PROBLEM TO SOLVE>
Extract the lines that carry the string "amount" from the listing.

DATA EXTRACT>
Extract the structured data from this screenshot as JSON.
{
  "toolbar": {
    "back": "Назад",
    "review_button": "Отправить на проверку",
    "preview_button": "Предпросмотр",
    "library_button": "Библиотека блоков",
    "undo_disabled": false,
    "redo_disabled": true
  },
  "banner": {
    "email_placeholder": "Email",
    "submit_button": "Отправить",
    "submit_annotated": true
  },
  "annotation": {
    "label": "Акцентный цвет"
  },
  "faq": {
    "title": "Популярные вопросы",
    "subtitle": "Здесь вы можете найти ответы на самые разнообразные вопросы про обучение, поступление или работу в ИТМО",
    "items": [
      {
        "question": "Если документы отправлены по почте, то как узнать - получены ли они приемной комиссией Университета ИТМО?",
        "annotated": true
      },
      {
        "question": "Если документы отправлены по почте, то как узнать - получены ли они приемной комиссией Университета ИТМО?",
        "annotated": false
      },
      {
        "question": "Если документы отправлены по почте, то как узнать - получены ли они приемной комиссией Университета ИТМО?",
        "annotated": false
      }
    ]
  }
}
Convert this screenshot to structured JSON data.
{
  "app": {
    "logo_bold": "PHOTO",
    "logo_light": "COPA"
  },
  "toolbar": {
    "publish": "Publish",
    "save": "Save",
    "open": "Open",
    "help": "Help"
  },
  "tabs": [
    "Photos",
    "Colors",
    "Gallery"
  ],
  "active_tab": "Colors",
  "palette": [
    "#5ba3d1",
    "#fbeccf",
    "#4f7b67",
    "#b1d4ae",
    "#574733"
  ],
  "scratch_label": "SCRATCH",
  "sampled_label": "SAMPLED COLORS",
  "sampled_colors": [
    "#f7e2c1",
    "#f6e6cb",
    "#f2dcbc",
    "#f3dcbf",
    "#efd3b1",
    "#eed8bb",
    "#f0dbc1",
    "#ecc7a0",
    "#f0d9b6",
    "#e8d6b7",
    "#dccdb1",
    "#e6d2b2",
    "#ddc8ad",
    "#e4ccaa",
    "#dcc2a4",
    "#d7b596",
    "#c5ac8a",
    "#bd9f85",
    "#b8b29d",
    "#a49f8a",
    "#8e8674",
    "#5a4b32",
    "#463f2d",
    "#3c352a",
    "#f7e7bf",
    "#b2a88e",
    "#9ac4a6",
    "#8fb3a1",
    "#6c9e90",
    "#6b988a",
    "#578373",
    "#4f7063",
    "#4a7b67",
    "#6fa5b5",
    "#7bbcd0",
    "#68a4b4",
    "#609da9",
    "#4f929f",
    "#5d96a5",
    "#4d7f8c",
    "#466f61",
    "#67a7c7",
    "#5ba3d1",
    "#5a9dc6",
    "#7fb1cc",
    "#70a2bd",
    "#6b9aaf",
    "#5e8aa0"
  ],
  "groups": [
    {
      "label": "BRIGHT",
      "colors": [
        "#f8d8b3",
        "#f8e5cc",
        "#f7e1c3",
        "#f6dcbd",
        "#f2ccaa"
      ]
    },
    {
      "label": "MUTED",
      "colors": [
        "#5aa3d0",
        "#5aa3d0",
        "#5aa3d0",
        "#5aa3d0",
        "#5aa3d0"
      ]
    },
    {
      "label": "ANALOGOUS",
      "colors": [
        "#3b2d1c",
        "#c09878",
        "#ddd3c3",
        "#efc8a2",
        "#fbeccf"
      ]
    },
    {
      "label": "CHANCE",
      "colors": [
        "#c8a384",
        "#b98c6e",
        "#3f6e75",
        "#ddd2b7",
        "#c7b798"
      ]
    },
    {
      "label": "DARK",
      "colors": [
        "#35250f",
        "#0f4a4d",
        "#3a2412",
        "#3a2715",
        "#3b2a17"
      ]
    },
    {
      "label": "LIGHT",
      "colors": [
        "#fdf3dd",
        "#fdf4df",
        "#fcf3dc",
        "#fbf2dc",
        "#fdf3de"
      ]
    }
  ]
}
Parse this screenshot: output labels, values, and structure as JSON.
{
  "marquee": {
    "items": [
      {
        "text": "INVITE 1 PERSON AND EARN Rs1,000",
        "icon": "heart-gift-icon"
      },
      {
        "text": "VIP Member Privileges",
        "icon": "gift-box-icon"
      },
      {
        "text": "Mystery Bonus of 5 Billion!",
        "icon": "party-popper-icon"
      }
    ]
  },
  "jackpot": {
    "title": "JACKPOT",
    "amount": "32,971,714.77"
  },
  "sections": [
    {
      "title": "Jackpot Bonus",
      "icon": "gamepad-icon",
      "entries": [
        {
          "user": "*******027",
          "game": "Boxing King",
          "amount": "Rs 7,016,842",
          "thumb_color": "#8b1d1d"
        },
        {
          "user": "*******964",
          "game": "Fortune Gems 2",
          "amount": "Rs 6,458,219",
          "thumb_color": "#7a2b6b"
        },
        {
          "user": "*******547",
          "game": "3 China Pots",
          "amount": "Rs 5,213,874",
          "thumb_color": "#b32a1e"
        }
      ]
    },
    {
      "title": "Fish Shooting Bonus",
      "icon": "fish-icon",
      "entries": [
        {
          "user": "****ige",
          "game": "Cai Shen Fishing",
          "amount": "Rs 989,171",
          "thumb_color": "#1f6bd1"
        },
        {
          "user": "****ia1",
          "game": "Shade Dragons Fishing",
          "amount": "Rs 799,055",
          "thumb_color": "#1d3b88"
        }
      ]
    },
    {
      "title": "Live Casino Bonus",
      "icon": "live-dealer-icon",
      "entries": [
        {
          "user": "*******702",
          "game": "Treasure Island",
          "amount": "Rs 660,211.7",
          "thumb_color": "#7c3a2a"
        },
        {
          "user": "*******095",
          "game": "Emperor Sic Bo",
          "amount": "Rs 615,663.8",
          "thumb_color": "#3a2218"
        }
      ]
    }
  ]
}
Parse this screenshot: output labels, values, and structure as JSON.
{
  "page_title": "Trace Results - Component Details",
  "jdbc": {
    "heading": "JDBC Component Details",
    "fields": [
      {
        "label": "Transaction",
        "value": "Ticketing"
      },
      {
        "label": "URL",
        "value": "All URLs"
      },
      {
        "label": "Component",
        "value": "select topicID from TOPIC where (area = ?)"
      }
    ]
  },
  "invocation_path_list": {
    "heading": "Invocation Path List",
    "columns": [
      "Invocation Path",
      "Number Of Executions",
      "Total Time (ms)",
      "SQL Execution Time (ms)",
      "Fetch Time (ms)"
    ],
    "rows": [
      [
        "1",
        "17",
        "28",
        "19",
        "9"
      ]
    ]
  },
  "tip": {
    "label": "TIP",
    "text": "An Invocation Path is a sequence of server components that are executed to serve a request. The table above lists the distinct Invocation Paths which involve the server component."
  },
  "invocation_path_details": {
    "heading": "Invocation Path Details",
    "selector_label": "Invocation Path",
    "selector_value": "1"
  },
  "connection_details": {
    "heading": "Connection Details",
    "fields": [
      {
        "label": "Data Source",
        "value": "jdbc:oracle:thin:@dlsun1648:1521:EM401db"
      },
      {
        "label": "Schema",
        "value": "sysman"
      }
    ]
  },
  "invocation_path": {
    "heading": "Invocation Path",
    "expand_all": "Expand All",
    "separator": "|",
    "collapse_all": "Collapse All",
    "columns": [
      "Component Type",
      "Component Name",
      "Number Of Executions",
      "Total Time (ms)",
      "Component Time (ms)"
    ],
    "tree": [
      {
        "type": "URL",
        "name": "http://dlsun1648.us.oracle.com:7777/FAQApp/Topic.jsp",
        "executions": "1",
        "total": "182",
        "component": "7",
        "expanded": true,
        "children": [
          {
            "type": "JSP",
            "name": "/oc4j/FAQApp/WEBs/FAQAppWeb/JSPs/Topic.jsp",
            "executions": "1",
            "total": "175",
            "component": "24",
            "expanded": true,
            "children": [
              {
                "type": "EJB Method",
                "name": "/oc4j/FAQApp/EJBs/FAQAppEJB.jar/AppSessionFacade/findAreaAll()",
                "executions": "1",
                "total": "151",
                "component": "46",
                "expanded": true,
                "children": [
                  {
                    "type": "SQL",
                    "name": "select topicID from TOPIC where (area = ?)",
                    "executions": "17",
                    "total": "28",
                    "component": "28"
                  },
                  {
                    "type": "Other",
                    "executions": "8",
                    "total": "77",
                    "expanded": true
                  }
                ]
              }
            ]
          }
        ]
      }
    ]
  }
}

EXERCISE ANSWER>
    "amount": "32,971,714.77"
          "amount": "Rs 7,016,842",
          "amount": "Rs 6,458,219",
          "amount": "Rs 5,213,874",
          "amount": "Rs 989,171",
          "amount": "Rs 799,055",
          "amount": "Rs 660,211.7",
          "amount": "Rs 615,663.8",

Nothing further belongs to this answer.